_THE PROBLEM_:
Scan each line of the records for the word "every" and extract the ones that have it.
======== THE DATA
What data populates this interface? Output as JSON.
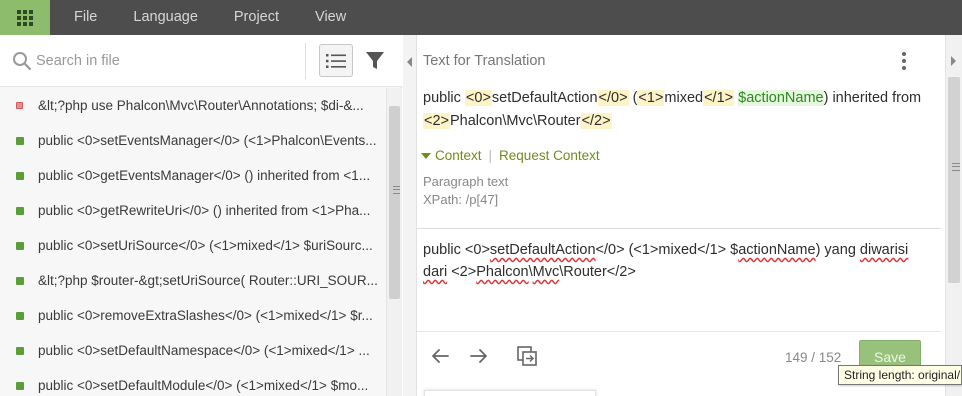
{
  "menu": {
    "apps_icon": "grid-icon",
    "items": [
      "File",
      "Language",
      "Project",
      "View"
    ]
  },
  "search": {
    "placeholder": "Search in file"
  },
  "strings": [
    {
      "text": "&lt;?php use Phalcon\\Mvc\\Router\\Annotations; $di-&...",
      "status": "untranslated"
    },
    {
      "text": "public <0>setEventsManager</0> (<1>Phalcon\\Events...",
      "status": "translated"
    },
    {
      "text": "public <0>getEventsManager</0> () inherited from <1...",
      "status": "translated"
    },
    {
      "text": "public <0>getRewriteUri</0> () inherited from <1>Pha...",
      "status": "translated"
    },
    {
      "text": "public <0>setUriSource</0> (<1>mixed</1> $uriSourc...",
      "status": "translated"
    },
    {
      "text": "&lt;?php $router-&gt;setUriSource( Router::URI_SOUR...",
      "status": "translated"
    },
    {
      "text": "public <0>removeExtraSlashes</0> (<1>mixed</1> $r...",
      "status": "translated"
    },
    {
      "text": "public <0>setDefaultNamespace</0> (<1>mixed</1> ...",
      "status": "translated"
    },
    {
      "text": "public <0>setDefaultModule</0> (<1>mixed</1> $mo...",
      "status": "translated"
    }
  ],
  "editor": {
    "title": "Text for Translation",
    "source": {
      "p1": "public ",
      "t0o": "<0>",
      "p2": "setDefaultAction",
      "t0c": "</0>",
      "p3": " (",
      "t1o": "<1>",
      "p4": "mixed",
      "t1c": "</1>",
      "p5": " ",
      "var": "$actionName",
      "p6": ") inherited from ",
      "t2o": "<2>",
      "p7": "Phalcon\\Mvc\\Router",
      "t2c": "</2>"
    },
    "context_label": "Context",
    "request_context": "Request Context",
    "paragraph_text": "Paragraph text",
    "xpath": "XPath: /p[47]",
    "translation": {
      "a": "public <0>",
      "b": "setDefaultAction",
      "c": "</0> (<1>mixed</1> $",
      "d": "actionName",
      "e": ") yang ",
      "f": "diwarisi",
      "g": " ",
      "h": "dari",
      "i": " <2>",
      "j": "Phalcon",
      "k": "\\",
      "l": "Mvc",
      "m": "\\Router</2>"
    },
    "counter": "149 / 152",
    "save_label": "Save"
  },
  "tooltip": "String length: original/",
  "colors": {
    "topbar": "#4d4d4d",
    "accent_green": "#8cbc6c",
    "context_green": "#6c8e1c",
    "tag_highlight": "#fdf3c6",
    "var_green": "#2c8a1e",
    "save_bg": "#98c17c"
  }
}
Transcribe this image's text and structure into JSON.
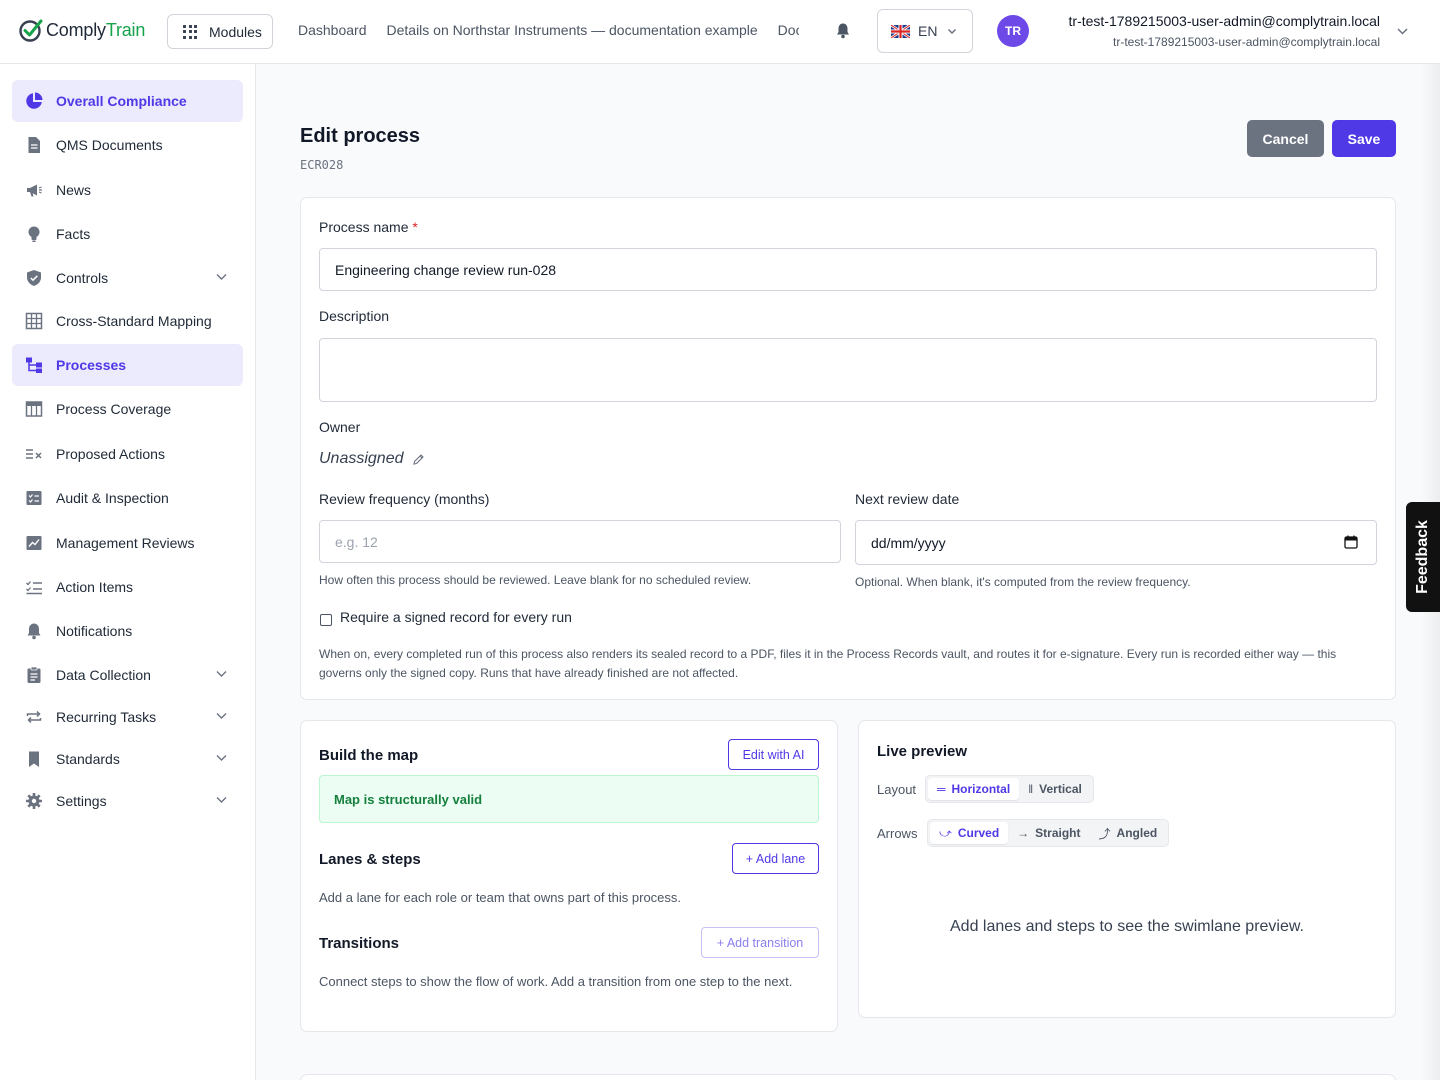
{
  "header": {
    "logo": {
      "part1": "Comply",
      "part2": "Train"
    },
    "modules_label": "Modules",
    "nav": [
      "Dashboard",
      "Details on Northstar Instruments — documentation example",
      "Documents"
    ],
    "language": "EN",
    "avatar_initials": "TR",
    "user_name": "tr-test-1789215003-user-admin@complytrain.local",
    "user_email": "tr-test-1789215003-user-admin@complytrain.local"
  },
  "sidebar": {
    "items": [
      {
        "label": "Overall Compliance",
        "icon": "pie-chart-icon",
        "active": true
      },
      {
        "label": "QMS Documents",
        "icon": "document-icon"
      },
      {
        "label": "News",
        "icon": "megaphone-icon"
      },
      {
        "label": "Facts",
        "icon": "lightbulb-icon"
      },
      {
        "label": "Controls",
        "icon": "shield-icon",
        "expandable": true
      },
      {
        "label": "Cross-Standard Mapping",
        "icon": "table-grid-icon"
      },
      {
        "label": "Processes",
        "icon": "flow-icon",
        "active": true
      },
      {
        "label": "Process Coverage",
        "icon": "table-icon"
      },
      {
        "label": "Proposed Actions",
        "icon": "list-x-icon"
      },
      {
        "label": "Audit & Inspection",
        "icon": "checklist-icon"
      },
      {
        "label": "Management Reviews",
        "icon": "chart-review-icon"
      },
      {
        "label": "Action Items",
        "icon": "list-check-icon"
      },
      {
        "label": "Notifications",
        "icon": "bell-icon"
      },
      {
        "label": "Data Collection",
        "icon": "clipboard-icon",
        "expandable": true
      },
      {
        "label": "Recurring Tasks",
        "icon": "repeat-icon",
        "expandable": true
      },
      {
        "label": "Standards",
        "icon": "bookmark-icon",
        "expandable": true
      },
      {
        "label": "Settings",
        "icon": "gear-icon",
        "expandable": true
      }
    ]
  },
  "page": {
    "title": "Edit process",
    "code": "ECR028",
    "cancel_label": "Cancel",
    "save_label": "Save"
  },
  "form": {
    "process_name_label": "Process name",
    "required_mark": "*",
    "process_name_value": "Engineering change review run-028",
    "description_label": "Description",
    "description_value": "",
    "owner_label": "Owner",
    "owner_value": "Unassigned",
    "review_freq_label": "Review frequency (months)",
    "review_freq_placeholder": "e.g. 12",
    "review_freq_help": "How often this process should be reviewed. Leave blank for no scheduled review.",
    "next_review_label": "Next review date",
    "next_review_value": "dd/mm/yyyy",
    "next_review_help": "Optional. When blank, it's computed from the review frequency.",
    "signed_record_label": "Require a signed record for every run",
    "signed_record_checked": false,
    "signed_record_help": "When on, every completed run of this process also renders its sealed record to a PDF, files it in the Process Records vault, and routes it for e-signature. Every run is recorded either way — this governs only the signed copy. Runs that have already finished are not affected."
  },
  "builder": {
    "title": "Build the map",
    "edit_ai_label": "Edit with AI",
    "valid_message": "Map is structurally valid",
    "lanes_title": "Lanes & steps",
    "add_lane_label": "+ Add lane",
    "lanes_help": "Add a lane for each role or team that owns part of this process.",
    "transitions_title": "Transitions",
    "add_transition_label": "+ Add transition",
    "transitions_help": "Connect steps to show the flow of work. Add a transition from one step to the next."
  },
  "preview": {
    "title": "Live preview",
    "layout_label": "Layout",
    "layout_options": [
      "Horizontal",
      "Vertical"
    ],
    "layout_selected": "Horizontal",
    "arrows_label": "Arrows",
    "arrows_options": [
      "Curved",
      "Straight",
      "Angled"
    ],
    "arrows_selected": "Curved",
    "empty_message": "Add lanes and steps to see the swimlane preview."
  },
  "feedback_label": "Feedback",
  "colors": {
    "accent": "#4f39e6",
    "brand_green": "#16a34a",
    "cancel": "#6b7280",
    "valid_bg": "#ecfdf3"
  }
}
================
======== THE DATA
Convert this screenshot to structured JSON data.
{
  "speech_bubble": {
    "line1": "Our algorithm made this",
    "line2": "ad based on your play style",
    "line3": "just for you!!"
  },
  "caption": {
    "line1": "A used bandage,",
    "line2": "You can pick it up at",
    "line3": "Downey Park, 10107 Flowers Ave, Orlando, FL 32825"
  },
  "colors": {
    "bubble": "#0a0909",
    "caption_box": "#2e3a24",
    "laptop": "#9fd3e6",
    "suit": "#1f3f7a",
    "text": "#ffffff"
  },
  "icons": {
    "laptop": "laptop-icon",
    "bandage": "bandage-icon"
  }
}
================
_RESPONSE FOR THIS EXERCISE_:
    "signed_record_label": "Require a signed record for every run",
    "signed_record_help": "When on, every completed run of this process also renders its sealed record to a PDF, files it in the Process Records vault, and routes it for e-signature. Every run is recorded either way — this governs only the signed copy. Runs that have already finished are not affected."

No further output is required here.